GIVEN TASK.
Give again only the lines from the line that holds "What's the underlying" to the end of the data, inclusive, omitting all pictures.

DATASET CONTENT.
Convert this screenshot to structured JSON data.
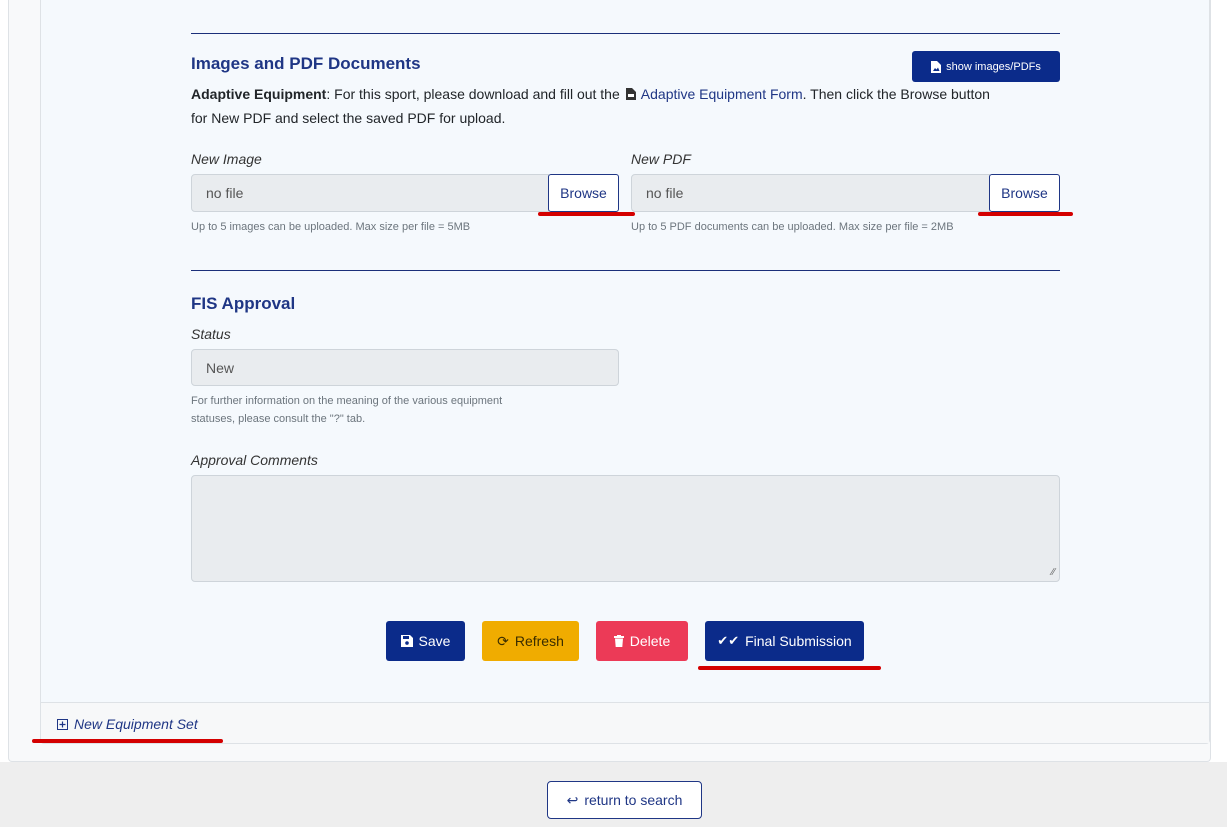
{
  "images_section": {
    "title": "Images and PDF Documents",
    "show_button_label": "show images/PDFs",
    "instructions": {
      "bold": "Adaptive Equipment",
      "before_link": ": For this sport, please download and fill out the",
      "link_text": "Adaptive Equipment Form",
      "after_link": ". Then click the Browse button",
      "line2": "for New PDF and select the saved PDF for upload."
    },
    "new_image": {
      "label": "New Image",
      "value": "no file",
      "browse_label": "Browse",
      "help": "Up to 5 images can be uploaded. Max size per file = 5MB"
    },
    "new_pdf": {
      "label": "New PDF",
      "value": "no file",
      "browse_label": "Browse",
      "help": "Up to 5 PDF documents can be uploaded. Max size per file = 2MB"
    }
  },
  "fis_section": {
    "title": "FIS Approval",
    "status_label": "Status",
    "status_value": "New",
    "status_help_1": "For further information on the meaning of the various equipment",
    "status_help_2": "statuses, please consult the \"?\" tab.",
    "comments_label": "Approval Comments",
    "comments_value": ""
  },
  "actions": {
    "save": "Save",
    "refresh": "Refresh",
    "delete": "Delete",
    "final_submission": "Final Submission"
  },
  "new_equipment_set": "New Equipment Set",
  "return_to_search": "return to search",
  "colors": {
    "primary": "#0b2b8a",
    "warning": "#f0ac00",
    "danger": "#ec3a57",
    "annotation_red": "#d40000"
  }
}
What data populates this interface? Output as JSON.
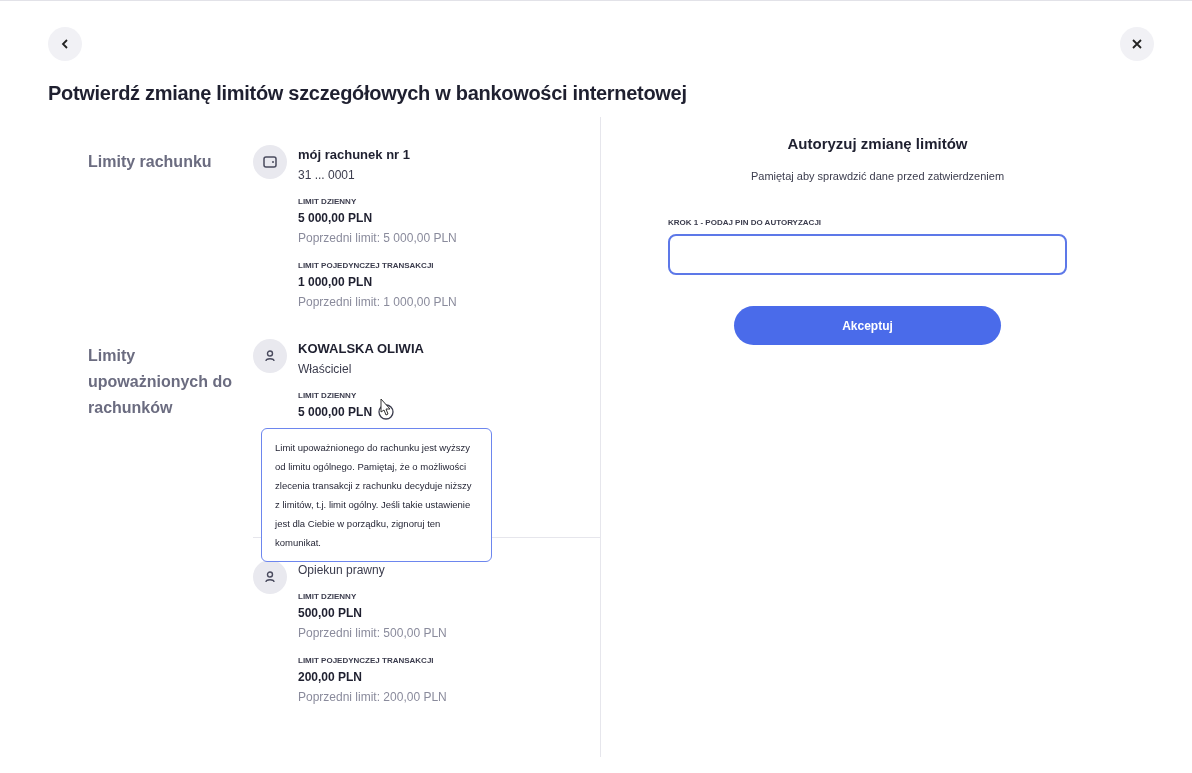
{
  "title": "Potwierdź zmianę limitów szczegółowych w bankowości internetowej",
  "sections": [
    {
      "label": "Limity rachunku",
      "entries": [
        {
          "kind": "account",
          "name": "mój rachunek nr 1",
          "subtitle": "31 ... 0001",
          "limits": [
            {
              "label": "LIMIT DZIENNY",
              "value": "5 000,00 PLN",
              "previous": "Poprzedni limit: 5 000,00 PLN",
              "info": false
            },
            {
              "label": "LIMIT POJEDYNCZEJ TRANSAKCJI",
              "value": "1 000,00 PLN",
              "previous": "Poprzedni limit: 1 000,00 PLN",
              "info": false
            }
          ]
        }
      ]
    },
    {
      "label": "Limity upoważnionych do rachunków",
      "entries": [
        {
          "kind": "person",
          "name": "KOWALSKA OLIWIA",
          "subtitle": "Właściciel",
          "limits": [
            {
              "label": "LIMIT DZIENNY",
              "value": "5 000,00 PLN",
              "info": true
            }
          ]
        },
        {
          "kind": "person",
          "subtitle": "Opiekun prawny",
          "limits": [
            {
              "label": "LIMIT DZIENNY",
              "value": "500,00 PLN",
              "previous": "Poprzedni limit: 500,00 PLN",
              "info": false
            },
            {
              "label": "LIMIT POJEDYNCZEJ TRANSAKCJI",
              "value": "200,00 PLN",
              "previous": "Poprzedni limit: 200,00 PLN",
              "info": false
            }
          ]
        }
      ]
    }
  ],
  "tooltip": {
    "text": "Limit upoważnionego do rachunku jest wyższy od limitu ogólnego. Pamiętaj, że o możliwości zlecenia transakcji z rachunku decyduje niższy z limitów, t.j. limit ogólny. Jeśli takie ustawienie jest dla Ciebie w porządku, zignoruj ten komunikat."
  },
  "auth": {
    "title": "Autoryzuj zmianę limitów",
    "hint": "Pamiętaj aby sprawdzić dane przed zatwierdzeniem",
    "pin_label": "KROK 1 - PODAJ PIN DO AUTORYZACJI",
    "button": "Akceptuj"
  }
}
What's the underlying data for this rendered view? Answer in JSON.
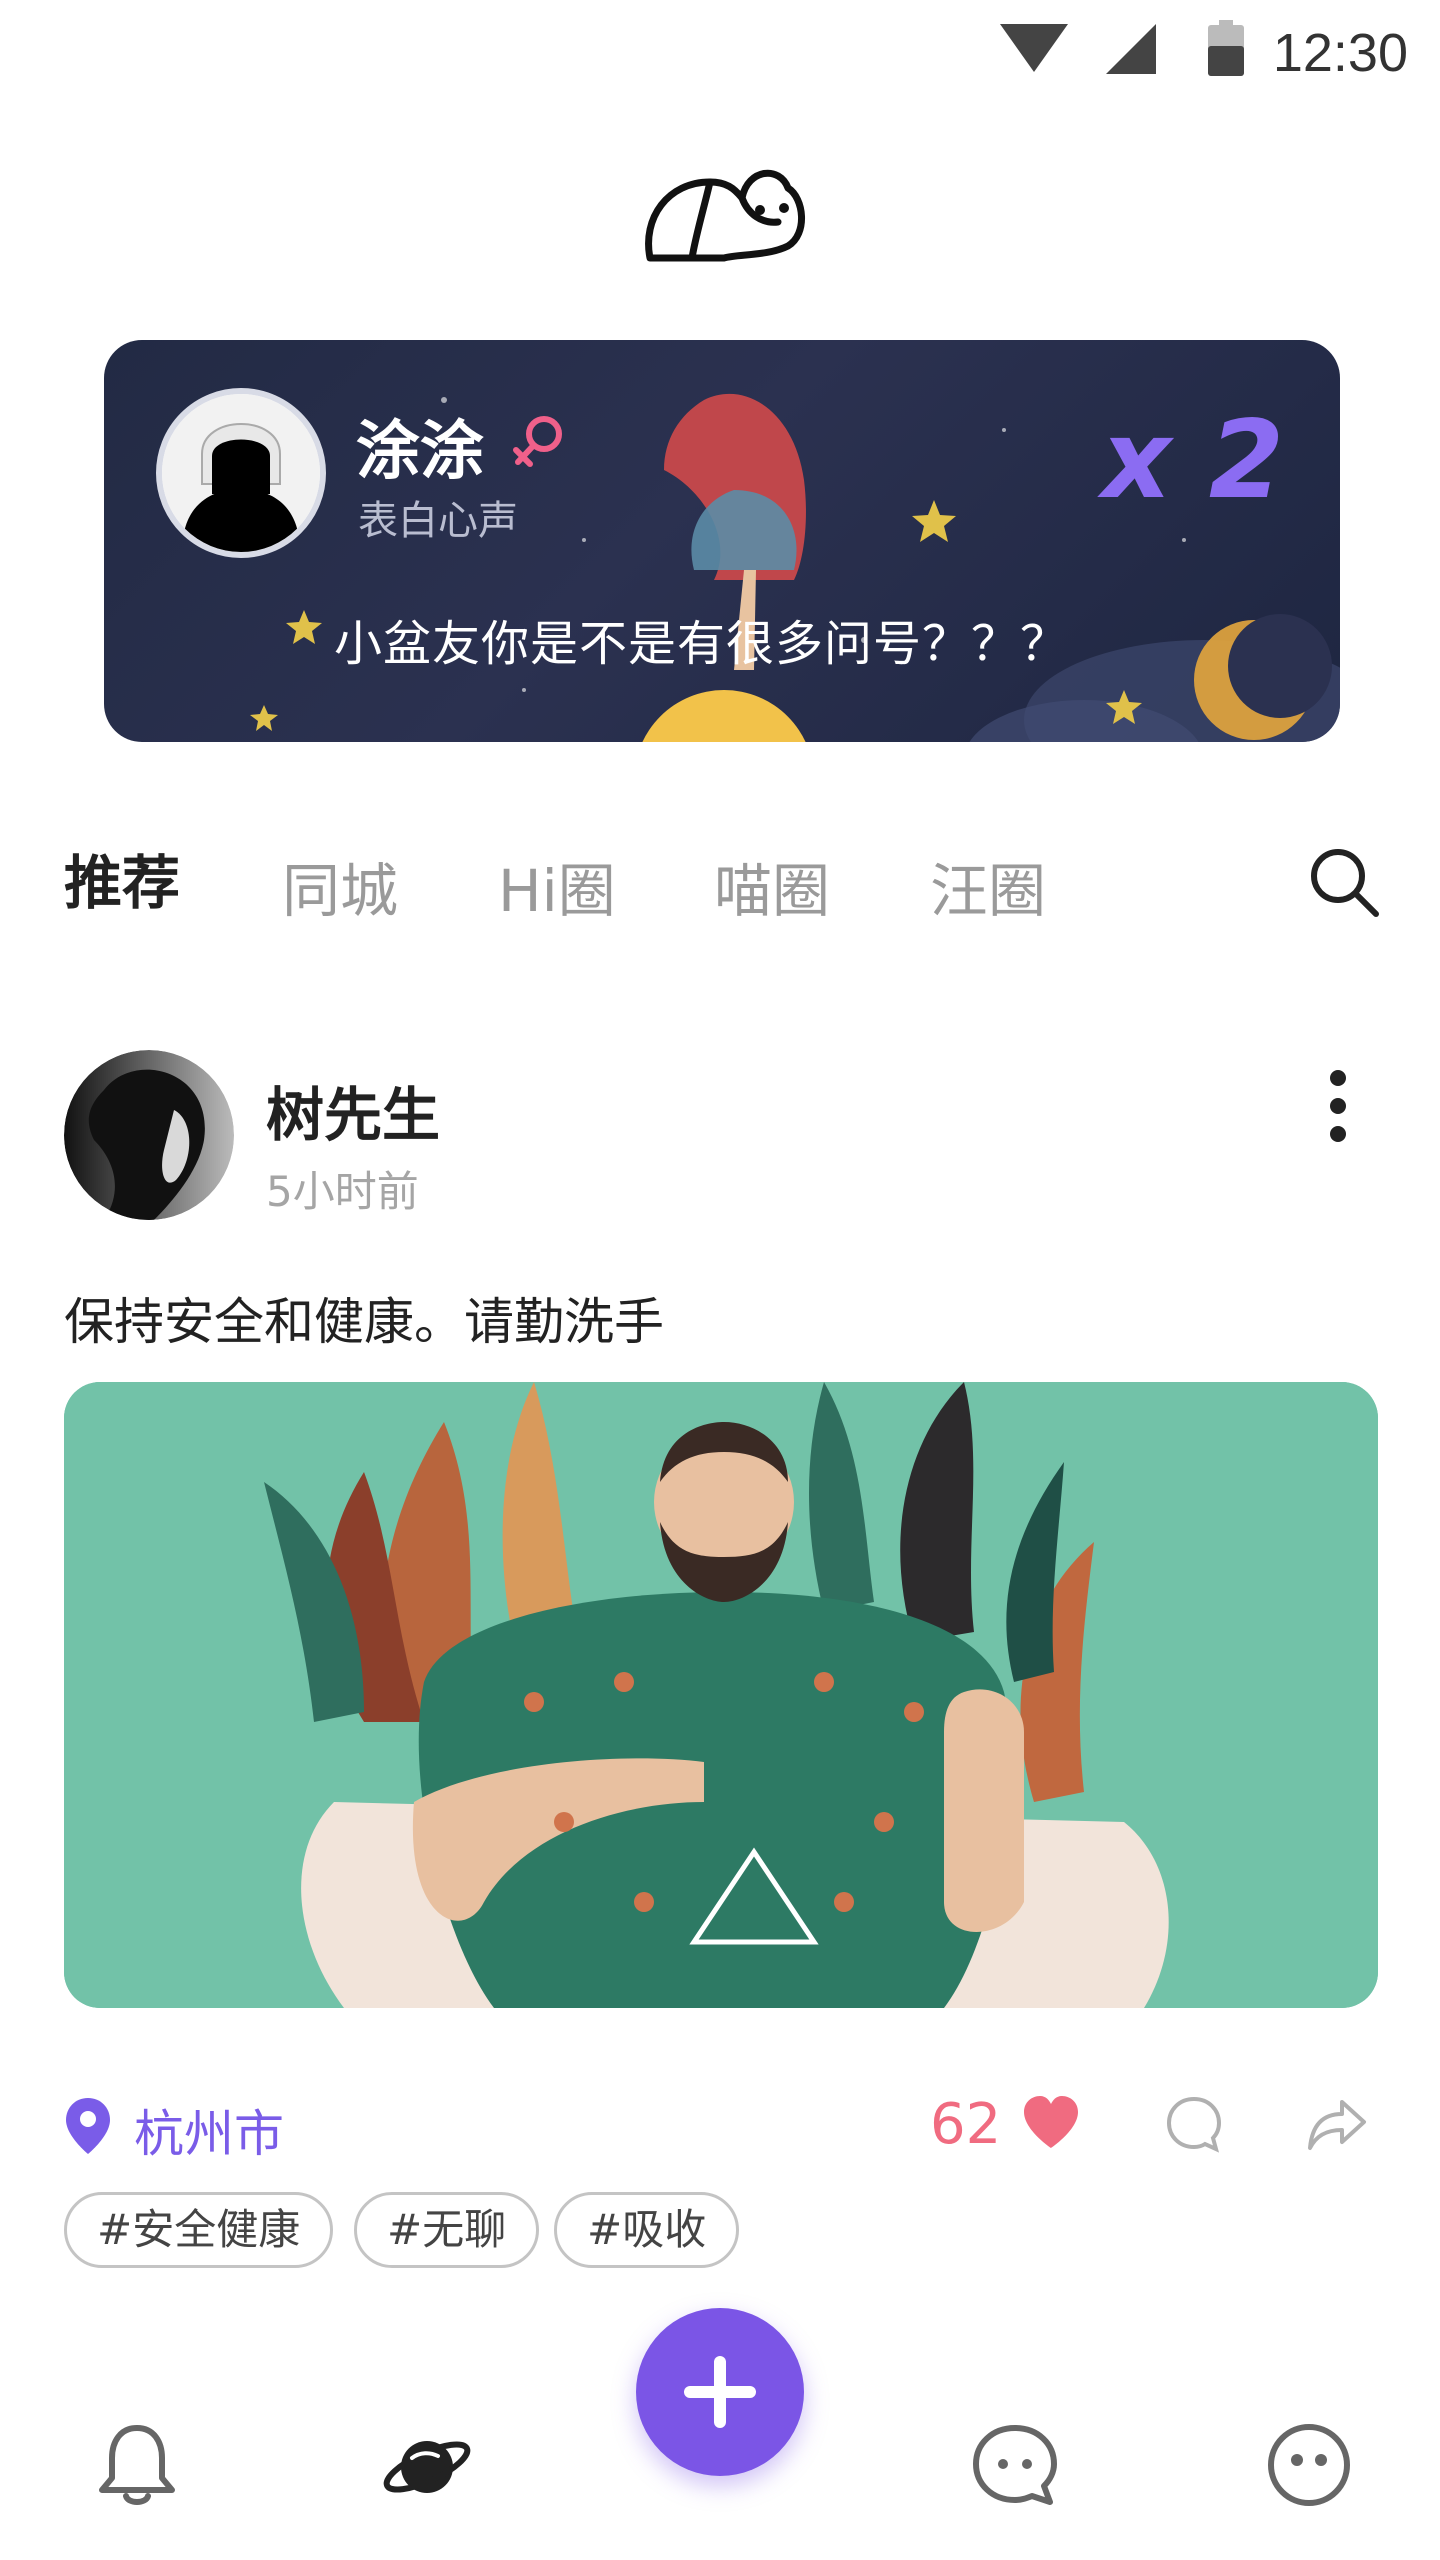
{
  "status_bar": {
    "time": "12:30"
  },
  "banner": {
    "name": "涂涂",
    "subtitle": "表白心声",
    "multiplier": "x 2",
    "message": "小盆友你是不是有很多问号？？？",
    "accent_color": "#8b6cf2",
    "gender_icon": "female-icon"
  },
  "tabs": [
    {
      "label": "推荐",
      "active": true
    },
    {
      "label": "同城",
      "active": false
    },
    {
      "label": "Hi圈",
      "active": false
    },
    {
      "label": "喵圈",
      "active": false
    },
    {
      "label": "汪圈",
      "active": false
    }
  ],
  "post": {
    "author": "树先生",
    "time": "5小时前",
    "text": "保持安全和健康。请勤洗手",
    "location": "杭州市",
    "likes": "62",
    "tags": [
      "#安全健康",
      "#无聊",
      "#吸收"
    ]
  },
  "colors": {
    "primary": "#7b55e6",
    "like": "#f06b80",
    "location": "#7a5ce8"
  },
  "bottom_nav": [
    "bell-icon",
    "planet-icon",
    "add-icon",
    "chat-icon",
    "smiley-icon"
  ]
}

OUTPUT.
What's the underlying data for this rendered view? Answer in JSON.
{
  "status_bar": {
    "time": "12:30"
  },
  "banner": {
    "name": "涂涂",
    "subtitle": "表白心声",
    "multiplier": "x 2",
    "message": "小盆友你是不是有很多问号？？？",
    "accent_color": "#8b6cf2",
    "gender_icon": "female-icon"
  },
  "tabs": [
    {
      "label": "推荐",
      "active": true
    },
    {
      "label": "同城",
      "active": false
    },
    {
      "label": "Hi圈",
      "active": false
    },
    {
      "label": "喵圈",
      "active": false
    },
    {
      "label": "汪圈",
      "active": false
    }
  ],
  "post": {
    "author": "树先生",
    "time": "5小时前",
    "text": "保持安全和健康。请勤洗手",
    "location": "杭州市",
    "likes": "62",
    "tags": [
      "#安全健康",
      "#无聊",
      "#吸收"
    ]
  },
  "colors": {
    "primary": "#7b55e6",
    "like": "#f06b80",
    "location": "#7a5ce8"
  },
  "bottom_nav": [
    "bell-icon",
    "planet-icon",
    "add-icon",
    "chat-icon",
    "smiley-icon"
  ]
}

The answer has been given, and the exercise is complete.